# Requirements
Output the data below in full, byte for byte. Nothing may differ.

(Data entries for graphics)
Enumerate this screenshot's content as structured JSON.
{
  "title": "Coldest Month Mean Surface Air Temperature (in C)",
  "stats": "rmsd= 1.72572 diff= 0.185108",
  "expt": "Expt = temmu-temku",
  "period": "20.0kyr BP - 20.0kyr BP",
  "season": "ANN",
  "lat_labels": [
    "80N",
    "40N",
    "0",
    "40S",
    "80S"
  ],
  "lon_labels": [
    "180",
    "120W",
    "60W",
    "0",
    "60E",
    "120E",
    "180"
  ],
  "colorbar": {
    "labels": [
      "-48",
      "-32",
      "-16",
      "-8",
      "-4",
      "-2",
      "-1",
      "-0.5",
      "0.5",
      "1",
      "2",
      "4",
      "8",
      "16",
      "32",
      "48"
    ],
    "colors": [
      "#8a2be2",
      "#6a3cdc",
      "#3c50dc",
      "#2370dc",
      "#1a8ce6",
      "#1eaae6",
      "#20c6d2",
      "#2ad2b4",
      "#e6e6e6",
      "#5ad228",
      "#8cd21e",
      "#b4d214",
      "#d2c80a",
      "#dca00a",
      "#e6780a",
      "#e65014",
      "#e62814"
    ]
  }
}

# Response for this exercise
Enumerate this screenshot's content as structured JSON.
{
  "title": "Coldest Month Mean Surface Air Temperature (in C)",
  "stats": "rmsd= 1.72572 diff= 0.185108",
  "expt": "Expt = temmu-temku",
  "period": "20.0kyr BP - 20.0kyr BP",
  "season": "ANN",
  "lat_labels": [
    "80N",
    "40N",
    "0",
    "40S",
    "80S"
  ],
  "lon_labels": [
    "180",
    "120W",
    "60W",
    "0",
    "60E",
    "120E",
    "180"
  ],
  "colorbar": {
    "labels": [
      "-48",
      "-32",
      "-16",
      "-8",
      "-4",
      "-2",
      "-1",
      "-0.5",
      "0.5",
      "1",
      "2",
      "4",
      "8",
      "16",
      "32",
      "48"
    ],
    "colors": [
      "#8a2be2",
      "#6a3cdc",
      "#3c50dc",
      "#2370dc",
      "#1a8ce6",
      "#1eaae6",
      "#20c6d2",
      "#2ad2b4",
      "#e6e6e6",
      "#5ad228",
      "#8cd21e",
      "#b4d214",
      "#d2c80a",
      "#dca00a",
      "#e6780a",
      "#e65014",
      "#e62814"
    ]
  }
}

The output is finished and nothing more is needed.